Set task:
Copy each line exactly. Drop every picture.

Items from a data source
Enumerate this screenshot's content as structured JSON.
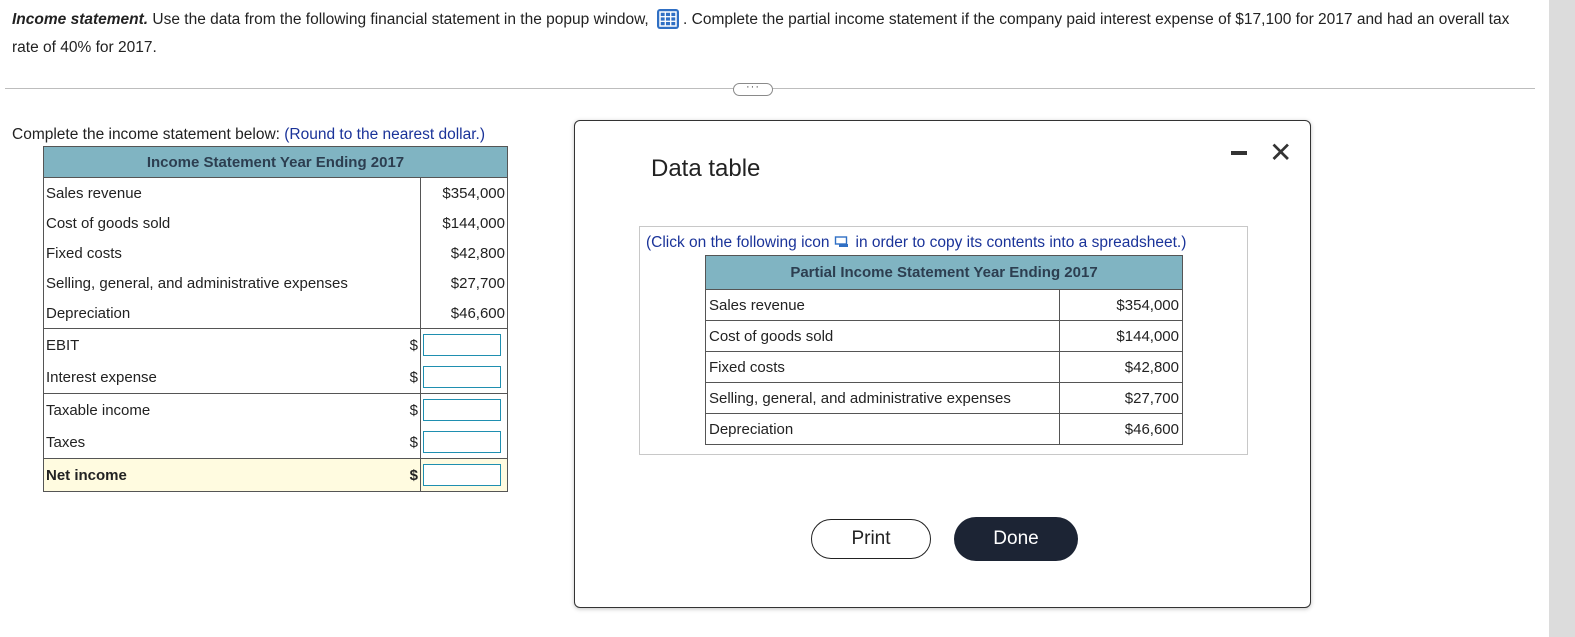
{
  "question": {
    "lead": "Income statement.",
    "text_before_icon": " Use the data from the following financial statement in the popup window, ",
    "text_after_icon": ". Complete the partial income statement if the company paid interest expense of $17,100 for 2017 and had an overall tax rate of 40% for 2017."
  },
  "expander_label": "···",
  "instruction": {
    "text": "Complete the income statement below:",
    "hint": "(Round to the nearest dollar.)"
  },
  "statement": {
    "header": "Income Statement Year Ending 2017",
    "rows": [
      {
        "label": "Sales revenue",
        "value": "$354,000"
      },
      {
        "label": "Cost of goods sold",
        "value": "$144,000"
      },
      {
        "label": "Fixed costs",
        "value": "$42,800"
      },
      {
        "label": "Selling, general, and administrative expenses",
        "value": "$27,700"
      },
      {
        "label": "Depreciation",
        "value": "$46,600"
      }
    ],
    "input_rows": [
      {
        "label": "EBIT",
        "currency": "$",
        "value": ""
      },
      {
        "label": "Interest expense",
        "currency": "$",
        "value": ""
      },
      {
        "label": "Taxable income",
        "currency": "$",
        "value": ""
      },
      {
        "label": "Taxes",
        "currency": "$",
        "value": ""
      },
      {
        "label": "Net income",
        "currency": "$",
        "value": ""
      }
    ]
  },
  "dialog": {
    "title": "Data table",
    "copy_note_before": "(Click on the following icon",
    "copy_note_after": "in order to copy its contents into a spreadsheet.)",
    "table_header": "Partial Income Statement Year Ending 2017",
    "rows": [
      {
        "label": "Sales revenue",
        "value": "$354,000"
      },
      {
        "label": "Cost of goods sold",
        "value": "$144,000"
      },
      {
        "label": "Fixed costs",
        "value": "$42,800"
      },
      {
        "label": "Selling, general, and administrative expenses",
        "value": "$27,700"
      },
      {
        "label": "Depreciation",
        "value": "$46,600"
      }
    ],
    "print_label": "Print",
    "done_label": "Done"
  }
}
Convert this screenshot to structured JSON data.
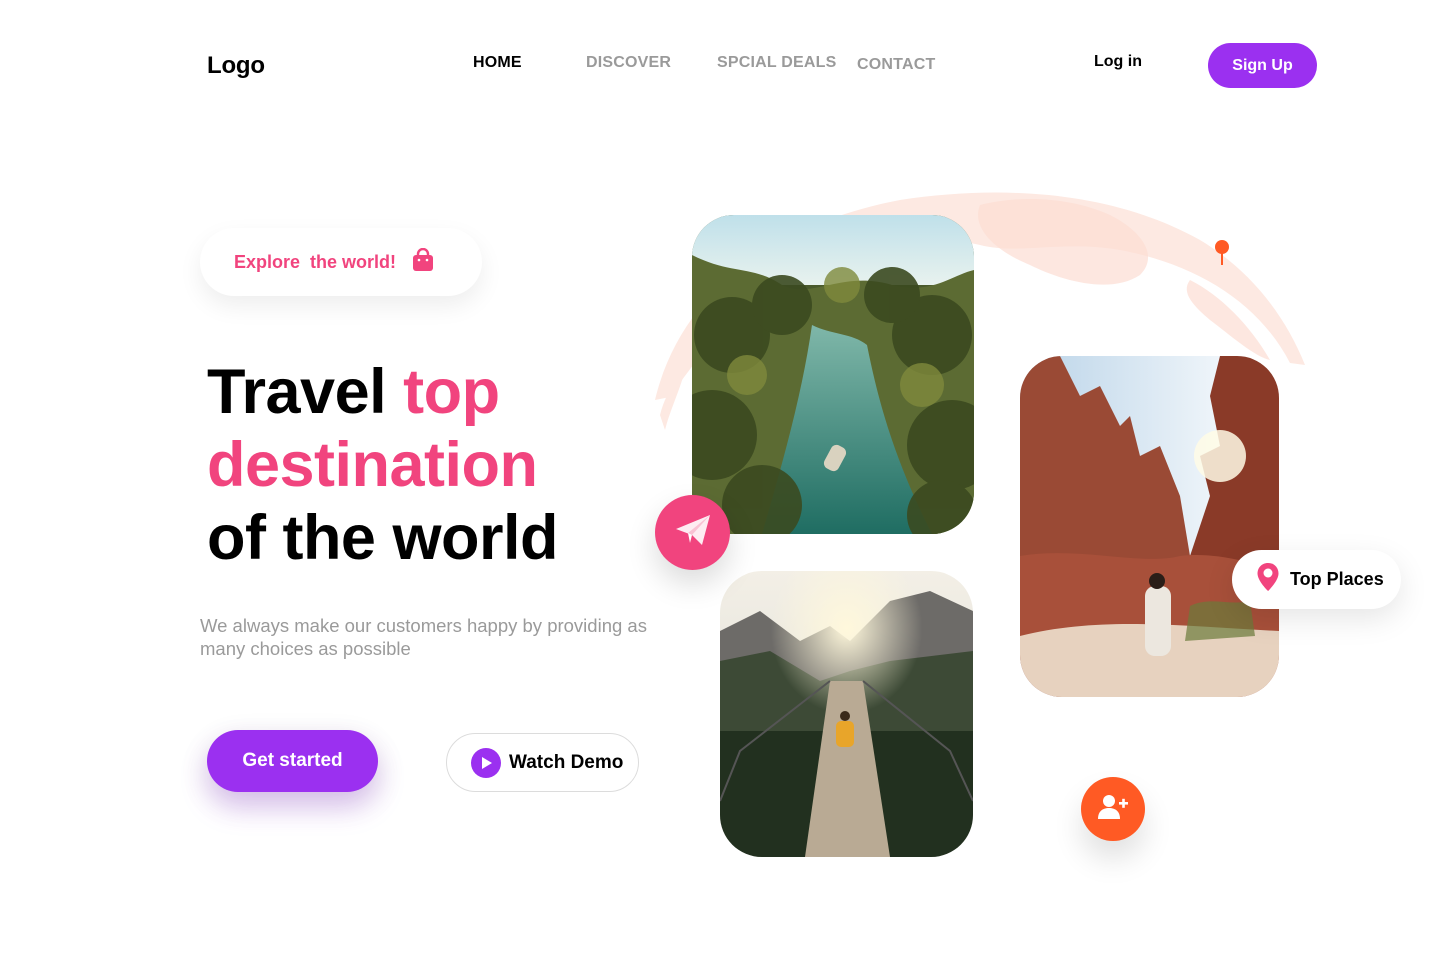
{
  "header": {
    "logo": "Logo",
    "nav": [
      {
        "label": "HOME",
        "active": true
      },
      {
        "label": "DISCOVER",
        "active": false
      },
      {
        "label": "SPCIAL DEALS",
        "active": false
      },
      {
        "label": "CONTACT",
        "active": false
      }
    ],
    "login_label": "Log in",
    "signup_label": "Sign Up"
  },
  "hero": {
    "badge_text": "Explore  the world!",
    "badge_icon": "shopping-bag-icon",
    "title_part1": "Travel ",
    "title_highlight_1": "top",
    "title_highlight_2": "destination",
    "title_part2": "of the world",
    "subtitle": "We always make our customers happy by providing as many choices as possible",
    "cta_primary": "Get started",
    "cta_secondary": "Watch Demo"
  },
  "gallery": {
    "floating_label": "Top Places",
    "icons": [
      "send-icon",
      "map-pin-icon",
      "user-plus-icon",
      "location-pin-icon"
    ]
  },
  "colors": {
    "accent_purple": "#9b30f0",
    "accent_pink": "#f1447e",
    "accent_orange": "#ff5a24",
    "muted_text": "#9a9a9a",
    "globe": "#fde9e2"
  }
}
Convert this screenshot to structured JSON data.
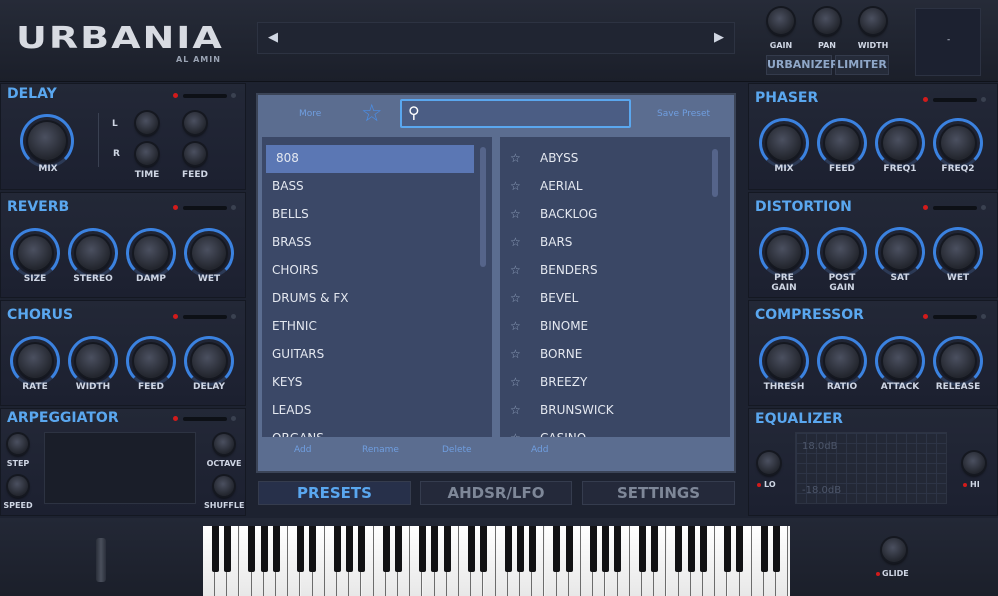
{
  "header": {
    "logo": "URBANIA",
    "author": "AL AMIN",
    "nav_prev": "◀",
    "nav_next": "▶",
    "top_knobs": [
      "GAIN",
      "PAN",
      "WIDTH"
    ],
    "buttons": [
      "URBANIZER",
      "LIMITER"
    ],
    "screen_value": "-"
  },
  "delay": {
    "title": "DELAY",
    "mix": "MIX",
    "l": "L",
    "r": "R",
    "time": "TIME",
    "feed": "FEED"
  },
  "reverb": {
    "title": "REVERB",
    "knobs": [
      "SIZE",
      "STEREO",
      "DAMP",
      "WET"
    ]
  },
  "chorus": {
    "title": "CHORUS",
    "knobs": [
      "RATE",
      "WIDTH",
      "FEED",
      "DELAY"
    ]
  },
  "arpeggiator": {
    "title": "ARPEGGIATOR",
    "step": "STEP",
    "speed": "SPEED",
    "octave": "OCTAVE",
    "shuffle": "SHUFFLE"
  },
  "phaser": {
    "title": "PHASER",
    "knobs": [
      "MIX",
      "FEED",
      "FREQ1",
      "FREQ2"
    ]
  },
  "distortion": {
    "title": "DISTORTION",
    "knobs": [
      "PRE\nGAIN",
      "POST\nGAIN",
      "SAT",
      "WET"
    ]
  },
  "compressor": {
    "title": "COMPRESSOR",
    "knobs": [
      "THRESH",
      "RATIO",
      "ATTACK",
      "RELEASE"
    ]
  },
  "equalizer": {
    "title": "EQUALIZER",
    "top_db": "18.0dB",
    "bot_db": "-18.0dB",
    "lo": "LO",
    "hi": "HI"
  },
  "browser": {
    "more": "More",
    "save_preset": "Save Preset",
    "search_placeholder": "",
    "categories": [
      "808",
      "BASS",
      "BELLS",
      "BRASS",
      "CHOIRS",
      "DRUMS & FX",
      "ETHNIC",
      "GUITARS",
      "KEYS",
      "LEADS",
      "ORGANS"
    ],
    "presets": [
      "ABYSS",
      "AERIAL",
      "BACKLOG",
      "BARS",
      "BENDERS",
      "BEVEL",
      "BINOME",
      "BORNE",
      "BREEZY",
      "BRUNSWICK",
      "CASINO"
    ],
    "cat_add": "Add",
    "cat_rename": "Rename",
    "cat_delete": "Delete",
    "preset_add": "Add"
  },
  "tabs": [
    "PRESETS",
    "AHDSR/LFO",
    "SETTINGS"
  ],
  "glide": "GLIDE",
  "colors": {
    "accent": "#5aa7ef",
    "led": "#d21b1b",
    "selected": "#5b77b4"
  }
}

Output of the task:
Enumerate this screenshot's content as structured JSON.
{
  "question": {
    "lead": "Income statement.",
    "text_before_icon": " Use the data from the following financial statement in the popup window, ",
    "text_after_icon": ". Complete the partial income statement if the company paid interest expense of $17,100 for 2017 and had an overall tax rate of 40% for 2017."
  },
  "expander_label": "···",
  "instruction": {
    "text": "Complete the income statement below:",
    "hint": "(Round to the nearest dollar.)"
  },
  "statement": {
    "header": "Income Statement Year Ending 2017",
    "rows": [
      {
        "label": "Sales revenue",
        "value": "$354,000"
      },
      {
        "label": "Cost of goods sold",
        "value": "$144,000"
      },
      {
        "label": "Fixed costs",
        "value": "$42,800"
      },
      {
        "label": "Selling, general, and administrative expenses",
        "value": "$27,700"
      },
      {
        "label": "Depreciation",
        "value": "$46,600"
      }
    ],
    "input_rows": [
      {
        "label": "EBIT",
        "currency": "$",
        "value": ""
      },
      {
        "label": "Interest expense",
        "currency": "$",
        "value": ""
      },
      {
        "label": "Taxable income",
        "currency": "$",
        "value": ""
      },
      {
        "label": "Taxes",
        "currency": "$",
        "value": ""
      },
      {
        "label": "Net income",
        "currency": "$",
        "value": ""
      }
    ]
  },
  "dialog": {
    "title": "Data table",
    "copy_note_before": "(Click on the following icon",
    "copy_note_after": "in order to copy its contents into a spreadsheet.)",
    "table_header": "Partial Income Statement Year Ending 2017",
    "rows": [
      {
        "label": "Sales revenue",
        "value": "$354,000"
      },
      {
        "label": "Cost of goods sold",
        "value": "$144,000"
      },
      {
        "label": "Fixed costs",
        "value": "$42,800"
      },
      {
        "label": "Selling, general, and administrative expenses",
        "value": "$27,700"
      },
      {
        "label": "Depreciation",
        "value": "$46,600"
      }
    ],
    "print_label": "Print",
    "done_label": "Done"
  }
}
Convert this screenshot to structured JSON data.
{
  "header": {
    "logo": "Logo",
    "nav": [
      {
        "label": "HOME",
        "active": true
      },
      {
        "label": "DISCOVER",
        "active": false
      },
      {
        "label": "SPCIAL DEALS",
        "active": false
      },
      {
        "label": "CONTACT",
        "active": false
      }
    ],
    "login_label": "Log in",
    "signup_label": "Sign Up"
  },
  "hero": {
    "badge_text": "Explore  the world!",
    "badge_icon": "shopping-bag-icon",
    "title_part1": "Travel ",
    "title_highlight_1": "top",
    "title_highlight_2": "destination",
    "title_part2": "of the world",
    "subtitle": "We always make our customers happy by providing as many choices as possible",
    "cta_primary": "Get started",
    "cta_secondary": "Watch Demo"
  },
  "gallery": {
    "floating_label": "Top Places",
    "icons": [
      "send-icon",
      "map-pin-icon",
      "user-plus-icon",
      "location-pin-icon"
    ]
  },
  "colors": {
    "accent_purple": "#9b30f0",
    "accent_pink": "#f1447e",
    "accent_orange": "#ff5a24",
    "muted_text": "#9a9a9a",
    "globe": "#fde9e2"
  }
}
Convert this screenshot to structured JSON data.
{
  "header": {
    "logo": "URBANIA",
    "author": "AL AMIN",
    "nav_prev": "◀",
    "nav_next": "▶",
    "top_knobs": [
      "GAIN",
      "PAN",
      "WIDTH"
    ],
    "buttons": [
      "URBANIZER",
      "LIMITER"
    ],
    "screen_value": "-"
  },
  "delay": {
    "title": "DELAY",
    "mix": "MIX",
    "l": "L",
    "r": "R",
    "time": "TIME",
    "feed": "FEED"
  },
  "reverb": {
    "title": "REVERB",
    "knobs": [
      "SIZE",
      "STEREO",
      "DAMP",
      "WET"
    ]
  },
  "chorus": {
    "title": "CHORUS",
    "knobs": [
      "RATE",
      "WIDTH",
      "FEED",
      "DELAY"
    ]
  },
  "arpeggiator": {
    "title": "ARPEGGIATOR",
    "step": "STEP",
    "speed": "SPEED",
    "octave": "OCTAVE",
    "shuffle": "SHUFFLE"
  },
  "phaser": {
    "title": "PHASER",
    "knobs": [
      "MIX",
      "FEED",
      "FREQ1",
      "FREQ2"
    ]
  },
  "distortion": {
    "title": "DISTORTION",
    "knobs": [
      "PRE\nGAIN",
      "POST\nGAIN",
      "SAT",
      "WET"
    ]
  },
  "compressor": {
    "title": "COMPRESSOR",
    "knobs": [
      "THRESH",
      "RATIO",
      "ATTACK",
      "RELEASE"
    ]
  },
  "equalizer": {
    "title": "EQUALIZER",
    "top_db": "18.0dB",
    "bot_db": "-18.0dB",
    "lo": "LO",
    "hi": "HI"
  },
  "browser": {
    "more": "More",
    "save_preset": "Save Preset",
    "search_placeholder": "",
    "categories": [
      "808",
      "BASS",
      "BELLS",
      "BRASS",
      "CHOIRS",
      "DRUMS & FX",
      "ETHNIC",
      "GUITARS",
      "KEYS",
      "LEADS",
      "ORGANS"
    ],
    "presets": [
      "ABYSS",
      "AERIAL",
      "BACKLOG",
      "BARS",
      "BENDERS",
      "BEVEL",
      "BINOME",
      "BORNE",
      "BREEZY",
      "BRUNSWICK",
      "CASINO"
    ],
    "cat_add": "Add",
    "cat_rename": "Rename",
    "cat_delete": "Delete",
    "preset_add": "Add"
  },
  "tabs": [
    "PRESETS",
    "AHDSR/LFO",
    "SETTINGS"
  ],
  "glide": "GLIDE",
  "colors": {
    "accent": "#5aa7ef",
    "led": "#d21b1b",
    "selected": "#5b77b4"
  }
}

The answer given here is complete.